Top of Extract provided
John Jernegan picked up the phone from his car on a weekday afternoon in December. During a normal year, he would be in the wrestling room at Williamstown High School.
Instead?
“Trying to do some Christmas shopping,” joked the veteran Braves’ wrestling coach. “It’s going to be my first December off since 2003. I’m going to enjoy the holidays, maybe go skiing and snowboarding. I never get to snowboard.”
After escaping COVID-19 unscathed last spring — the high-school wrestling season wrapped up less than a week after schools shut down last March — one of the area’s most popular winter sports experienced some whiplash a week before Thanksgiving (and two weeks before the season was set to begin).
The NJSIAA announced on Nov. 19 that this year’s wrestling season will no longer take place in the winter. Instead, it will fall under the newly formed hybrid season between winter and spring, when girls volleyball and gymnastics, two traditional fall sports, will also take place. During the 2020-’21 school year, wrestling will begin (matches can start on March 15) a week after the season normally ends.
Bottom of Extract provided
Activity.
Edit the stretch of the wrestling article from "After escaping COVID-19" through "set to begin).", changing "whiplash" to "disruption", and give that passage again. The entries after this point come from a different source and are unrelated to the article on the wrestling season.
Top of Excerpted data
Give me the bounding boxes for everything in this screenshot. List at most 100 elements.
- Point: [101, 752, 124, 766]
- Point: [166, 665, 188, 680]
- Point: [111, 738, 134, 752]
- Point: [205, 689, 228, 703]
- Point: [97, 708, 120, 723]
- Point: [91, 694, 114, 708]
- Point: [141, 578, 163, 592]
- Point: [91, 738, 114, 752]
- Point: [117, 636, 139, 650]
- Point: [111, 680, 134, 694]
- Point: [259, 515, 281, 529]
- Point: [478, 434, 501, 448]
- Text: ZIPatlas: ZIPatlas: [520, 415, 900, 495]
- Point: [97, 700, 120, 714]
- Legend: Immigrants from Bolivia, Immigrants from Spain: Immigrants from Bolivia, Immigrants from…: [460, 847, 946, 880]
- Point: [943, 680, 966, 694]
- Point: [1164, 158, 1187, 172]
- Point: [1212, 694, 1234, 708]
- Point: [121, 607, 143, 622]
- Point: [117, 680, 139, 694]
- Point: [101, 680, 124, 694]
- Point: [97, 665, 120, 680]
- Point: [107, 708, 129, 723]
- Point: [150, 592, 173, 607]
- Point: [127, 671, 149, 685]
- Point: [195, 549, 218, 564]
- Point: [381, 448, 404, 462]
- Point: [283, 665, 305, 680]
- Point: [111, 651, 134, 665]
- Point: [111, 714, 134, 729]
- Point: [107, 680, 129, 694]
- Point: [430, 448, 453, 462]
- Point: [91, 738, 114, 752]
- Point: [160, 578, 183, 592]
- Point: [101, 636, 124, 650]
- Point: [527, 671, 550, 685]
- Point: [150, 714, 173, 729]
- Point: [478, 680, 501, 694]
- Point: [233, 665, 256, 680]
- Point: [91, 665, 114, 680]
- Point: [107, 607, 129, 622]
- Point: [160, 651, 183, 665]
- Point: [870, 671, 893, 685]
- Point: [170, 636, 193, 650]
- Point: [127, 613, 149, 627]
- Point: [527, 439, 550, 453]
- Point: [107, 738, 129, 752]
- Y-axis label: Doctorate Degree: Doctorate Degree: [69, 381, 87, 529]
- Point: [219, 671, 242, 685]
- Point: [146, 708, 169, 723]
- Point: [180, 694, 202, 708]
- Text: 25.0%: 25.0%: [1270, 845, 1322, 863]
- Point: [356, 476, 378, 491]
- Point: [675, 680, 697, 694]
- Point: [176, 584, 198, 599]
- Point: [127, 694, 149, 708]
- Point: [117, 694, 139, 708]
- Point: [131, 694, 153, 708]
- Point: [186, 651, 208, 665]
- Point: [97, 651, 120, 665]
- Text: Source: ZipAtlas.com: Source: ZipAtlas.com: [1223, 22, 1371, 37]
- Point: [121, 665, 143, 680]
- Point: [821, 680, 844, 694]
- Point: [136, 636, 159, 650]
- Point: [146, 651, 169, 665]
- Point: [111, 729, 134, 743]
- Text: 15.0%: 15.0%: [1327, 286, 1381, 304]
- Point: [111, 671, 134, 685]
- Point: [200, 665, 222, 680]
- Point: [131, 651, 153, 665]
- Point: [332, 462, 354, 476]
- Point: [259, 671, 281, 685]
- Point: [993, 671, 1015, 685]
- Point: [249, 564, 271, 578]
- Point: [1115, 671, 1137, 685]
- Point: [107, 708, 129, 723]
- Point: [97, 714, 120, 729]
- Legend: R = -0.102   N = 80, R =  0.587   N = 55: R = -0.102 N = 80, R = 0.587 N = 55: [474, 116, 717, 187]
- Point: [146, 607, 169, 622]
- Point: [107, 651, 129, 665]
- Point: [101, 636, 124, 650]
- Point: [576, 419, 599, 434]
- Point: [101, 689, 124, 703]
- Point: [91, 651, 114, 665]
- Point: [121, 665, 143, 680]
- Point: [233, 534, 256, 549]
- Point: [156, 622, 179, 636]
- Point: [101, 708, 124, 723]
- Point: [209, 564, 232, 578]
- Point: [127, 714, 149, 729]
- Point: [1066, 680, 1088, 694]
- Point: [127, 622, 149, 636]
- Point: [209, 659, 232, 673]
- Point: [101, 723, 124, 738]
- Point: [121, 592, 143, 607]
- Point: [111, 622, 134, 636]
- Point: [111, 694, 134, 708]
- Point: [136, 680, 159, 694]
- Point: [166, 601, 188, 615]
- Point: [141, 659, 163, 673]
Bottom of Excerpted data
Your response.
After escaping COVID-19 unscathed last spring — the high-school wrestling season wrapped up less than a week after schools shut down last March — one of the area’s most popular winter sports experienced some disruption a week before Thanksgiving (and two weeks before the season was set to begin).